** begin Provided data **
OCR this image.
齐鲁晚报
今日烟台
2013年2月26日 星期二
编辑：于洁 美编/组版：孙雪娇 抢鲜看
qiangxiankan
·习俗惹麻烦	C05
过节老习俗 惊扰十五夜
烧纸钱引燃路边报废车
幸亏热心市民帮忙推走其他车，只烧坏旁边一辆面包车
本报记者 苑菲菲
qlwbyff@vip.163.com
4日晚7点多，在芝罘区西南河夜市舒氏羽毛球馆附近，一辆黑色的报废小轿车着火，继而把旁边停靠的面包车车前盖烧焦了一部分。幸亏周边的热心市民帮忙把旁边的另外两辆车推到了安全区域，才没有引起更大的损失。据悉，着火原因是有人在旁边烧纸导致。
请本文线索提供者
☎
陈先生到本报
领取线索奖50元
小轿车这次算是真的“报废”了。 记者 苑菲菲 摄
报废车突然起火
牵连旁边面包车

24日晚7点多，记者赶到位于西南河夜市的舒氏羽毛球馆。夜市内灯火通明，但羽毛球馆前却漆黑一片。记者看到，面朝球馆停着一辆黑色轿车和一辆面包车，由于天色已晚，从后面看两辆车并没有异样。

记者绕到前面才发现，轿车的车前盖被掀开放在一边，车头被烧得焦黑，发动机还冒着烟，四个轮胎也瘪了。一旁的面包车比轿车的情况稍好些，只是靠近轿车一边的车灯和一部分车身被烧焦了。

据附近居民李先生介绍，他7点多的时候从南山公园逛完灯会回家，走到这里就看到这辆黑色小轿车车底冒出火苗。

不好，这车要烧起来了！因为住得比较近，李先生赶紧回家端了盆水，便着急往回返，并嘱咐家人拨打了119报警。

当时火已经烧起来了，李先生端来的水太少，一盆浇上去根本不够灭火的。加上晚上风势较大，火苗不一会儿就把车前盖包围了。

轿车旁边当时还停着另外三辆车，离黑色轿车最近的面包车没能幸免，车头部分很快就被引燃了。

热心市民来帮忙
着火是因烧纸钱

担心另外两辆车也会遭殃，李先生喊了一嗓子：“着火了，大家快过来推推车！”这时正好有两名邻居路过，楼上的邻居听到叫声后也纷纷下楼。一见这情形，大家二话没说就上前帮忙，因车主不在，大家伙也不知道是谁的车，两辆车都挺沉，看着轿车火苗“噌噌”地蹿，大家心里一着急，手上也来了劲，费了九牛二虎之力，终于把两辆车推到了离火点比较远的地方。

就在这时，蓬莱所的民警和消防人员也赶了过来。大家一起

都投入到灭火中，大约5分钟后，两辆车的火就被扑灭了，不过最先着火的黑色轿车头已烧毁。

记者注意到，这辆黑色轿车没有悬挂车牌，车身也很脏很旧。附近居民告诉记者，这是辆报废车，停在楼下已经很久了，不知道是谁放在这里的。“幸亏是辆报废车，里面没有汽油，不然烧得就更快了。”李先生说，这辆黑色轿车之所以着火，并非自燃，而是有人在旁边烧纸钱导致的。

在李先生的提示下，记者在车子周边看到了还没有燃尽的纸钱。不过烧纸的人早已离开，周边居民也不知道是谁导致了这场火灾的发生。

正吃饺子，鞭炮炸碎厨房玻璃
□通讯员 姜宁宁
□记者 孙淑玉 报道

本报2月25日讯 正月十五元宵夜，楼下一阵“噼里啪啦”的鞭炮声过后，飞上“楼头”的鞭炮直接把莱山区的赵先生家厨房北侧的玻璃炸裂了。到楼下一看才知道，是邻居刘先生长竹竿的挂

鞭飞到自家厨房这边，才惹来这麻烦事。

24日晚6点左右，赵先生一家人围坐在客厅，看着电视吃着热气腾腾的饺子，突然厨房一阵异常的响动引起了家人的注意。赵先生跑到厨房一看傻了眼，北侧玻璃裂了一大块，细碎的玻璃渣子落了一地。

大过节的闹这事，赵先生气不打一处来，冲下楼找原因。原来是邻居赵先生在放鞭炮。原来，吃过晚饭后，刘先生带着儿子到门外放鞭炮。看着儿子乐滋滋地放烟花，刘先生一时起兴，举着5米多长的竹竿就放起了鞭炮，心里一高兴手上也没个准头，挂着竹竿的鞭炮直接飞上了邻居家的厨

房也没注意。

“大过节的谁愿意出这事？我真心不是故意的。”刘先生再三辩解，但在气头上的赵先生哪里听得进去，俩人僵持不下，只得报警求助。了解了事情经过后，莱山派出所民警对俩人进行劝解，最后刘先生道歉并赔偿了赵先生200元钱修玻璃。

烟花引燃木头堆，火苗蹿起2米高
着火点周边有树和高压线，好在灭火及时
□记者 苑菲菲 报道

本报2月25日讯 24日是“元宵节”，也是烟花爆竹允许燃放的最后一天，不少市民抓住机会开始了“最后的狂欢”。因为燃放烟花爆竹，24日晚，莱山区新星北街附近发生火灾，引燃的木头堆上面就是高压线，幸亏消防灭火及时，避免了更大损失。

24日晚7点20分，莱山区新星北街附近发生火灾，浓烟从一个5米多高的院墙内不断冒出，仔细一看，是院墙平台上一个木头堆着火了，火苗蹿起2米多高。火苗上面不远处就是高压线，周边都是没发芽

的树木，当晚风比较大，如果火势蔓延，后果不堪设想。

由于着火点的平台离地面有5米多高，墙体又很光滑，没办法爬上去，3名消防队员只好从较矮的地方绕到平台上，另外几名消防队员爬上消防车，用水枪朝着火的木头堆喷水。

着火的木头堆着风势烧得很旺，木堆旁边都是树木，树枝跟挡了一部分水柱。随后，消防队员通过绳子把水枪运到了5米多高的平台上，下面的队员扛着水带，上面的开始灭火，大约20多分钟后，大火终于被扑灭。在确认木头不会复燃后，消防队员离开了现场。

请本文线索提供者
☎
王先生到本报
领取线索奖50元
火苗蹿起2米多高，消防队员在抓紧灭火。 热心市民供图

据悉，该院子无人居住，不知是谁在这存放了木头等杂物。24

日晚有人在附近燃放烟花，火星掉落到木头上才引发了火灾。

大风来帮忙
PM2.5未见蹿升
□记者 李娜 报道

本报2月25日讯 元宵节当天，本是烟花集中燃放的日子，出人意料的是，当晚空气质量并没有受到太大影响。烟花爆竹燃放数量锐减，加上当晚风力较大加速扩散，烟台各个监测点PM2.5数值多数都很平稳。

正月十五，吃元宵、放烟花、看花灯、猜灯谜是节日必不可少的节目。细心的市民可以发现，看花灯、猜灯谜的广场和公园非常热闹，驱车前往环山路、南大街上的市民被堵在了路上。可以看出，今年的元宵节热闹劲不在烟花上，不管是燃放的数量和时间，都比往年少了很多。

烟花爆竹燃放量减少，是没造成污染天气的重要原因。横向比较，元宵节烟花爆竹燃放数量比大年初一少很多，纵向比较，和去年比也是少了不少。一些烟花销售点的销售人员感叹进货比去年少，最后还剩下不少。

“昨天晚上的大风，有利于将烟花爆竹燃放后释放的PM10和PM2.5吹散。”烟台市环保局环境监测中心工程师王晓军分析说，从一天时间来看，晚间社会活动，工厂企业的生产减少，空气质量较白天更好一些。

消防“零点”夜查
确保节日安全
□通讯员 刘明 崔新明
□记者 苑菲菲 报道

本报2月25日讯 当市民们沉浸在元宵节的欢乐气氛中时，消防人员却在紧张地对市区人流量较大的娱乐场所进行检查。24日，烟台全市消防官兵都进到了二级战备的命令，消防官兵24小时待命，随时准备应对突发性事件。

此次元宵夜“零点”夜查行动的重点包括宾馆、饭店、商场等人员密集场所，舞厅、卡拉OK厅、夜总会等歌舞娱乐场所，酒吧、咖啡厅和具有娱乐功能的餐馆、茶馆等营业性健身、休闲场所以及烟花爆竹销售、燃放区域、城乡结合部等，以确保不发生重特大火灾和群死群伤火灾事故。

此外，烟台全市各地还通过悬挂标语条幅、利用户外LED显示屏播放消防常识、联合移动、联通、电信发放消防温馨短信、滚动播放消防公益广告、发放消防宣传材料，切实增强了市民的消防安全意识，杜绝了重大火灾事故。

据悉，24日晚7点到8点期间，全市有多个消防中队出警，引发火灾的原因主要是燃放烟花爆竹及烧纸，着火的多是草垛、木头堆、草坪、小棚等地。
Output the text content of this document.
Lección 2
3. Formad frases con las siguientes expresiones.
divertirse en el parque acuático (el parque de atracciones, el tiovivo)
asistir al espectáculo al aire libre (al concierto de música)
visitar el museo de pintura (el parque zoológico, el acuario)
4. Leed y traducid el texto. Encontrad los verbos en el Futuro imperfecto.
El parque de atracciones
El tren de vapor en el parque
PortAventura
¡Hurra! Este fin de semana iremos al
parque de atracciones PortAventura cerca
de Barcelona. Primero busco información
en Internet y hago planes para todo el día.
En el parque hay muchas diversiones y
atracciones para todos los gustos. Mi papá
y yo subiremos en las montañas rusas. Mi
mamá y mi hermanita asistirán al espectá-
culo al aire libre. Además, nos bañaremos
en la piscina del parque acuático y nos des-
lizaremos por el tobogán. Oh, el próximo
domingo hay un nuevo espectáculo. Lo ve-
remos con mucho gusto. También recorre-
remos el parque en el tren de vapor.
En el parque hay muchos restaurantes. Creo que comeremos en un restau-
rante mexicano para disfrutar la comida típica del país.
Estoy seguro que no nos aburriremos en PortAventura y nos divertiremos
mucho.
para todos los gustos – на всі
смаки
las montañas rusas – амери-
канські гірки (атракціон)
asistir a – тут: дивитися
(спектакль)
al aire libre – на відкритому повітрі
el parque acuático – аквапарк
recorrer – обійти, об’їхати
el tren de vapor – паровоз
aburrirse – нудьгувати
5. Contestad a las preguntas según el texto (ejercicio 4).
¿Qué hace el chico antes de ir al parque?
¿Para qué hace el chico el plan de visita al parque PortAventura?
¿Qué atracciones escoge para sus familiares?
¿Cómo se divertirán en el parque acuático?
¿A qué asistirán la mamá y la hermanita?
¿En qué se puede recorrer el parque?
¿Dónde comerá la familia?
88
** end Provided data **
Give back, unchanged, every line from the one with "Output the text content of this document." to the end of the entries above.

Output the text content of this document.
Lección 2
3. Formad frases con las siguientes expresiones.
divertirse en el parque acuático (el parque de atracciones, el tiovivo)
asistir al espectáculo al aire libre (al concierto de música)
visitar el museo de pintura (el parque zoológico, el acuario)
4. Leed y traducid el texto. Encontrad los verbos en el Futuro imperfecto.
El parque de atracciones
El tren de vapor en el parque
PortAventura
¡Hurra! Este fin de semana iremos al
parque de atracciones PortAventura cerca
de Barcelona. Primero busco información
en Internet y hago planes para todo el día.
En el parque hay muchas diversiones y
atracciones para todos los gustos. Mi papá
y yo subiremos en las montañas rusas. Mi
mamá y mi hermanita asistirán al espectá-
culo al aire libre. Además, nos bañaremos
en la piscina del parque acuático y nos des-
lizaremos por el tobogán. Oh, el próximo
domingo hay un nuevo espectáculo. Lo ve-
remos con mucho gusto. También recorre-
remos el parque en el tren de vapor.
En el parque hay muchos restaurantes. Creo que comeremos en un restau-
rante mexicano para disfrutar la comida típica del país.
Estoy seguro que no nos aburriremos en PortAventura y nos divertiremos
mucho.
para todos los gustos – на всі
смаки
las montañas rusas – амери-
канські гірки (атракціон)
asistir a – тут: дивитися
(спектакль)
al aire libre – на відкритому повітрі
el parque acuático – аквапарк
recorrer – обійти, об’їхати
el tren de vapor – паровоз
aburrirse – нудьгувати
5. Contestad a las preguntas según el texto (ejercicio 4).
¿Qué hace el chico antes de ir al parque?
¿Para qué hace el chico el plan de visita al parque PortAventura?
¿Qué atracciones escoge para sus familiares?
¿Cómo se divertirán en el parque acuático?
¿A qué asistirán la mamá y la hermanita?
¿En qué se puede recorrer el parque?
¿Dónde comerá la familia?
88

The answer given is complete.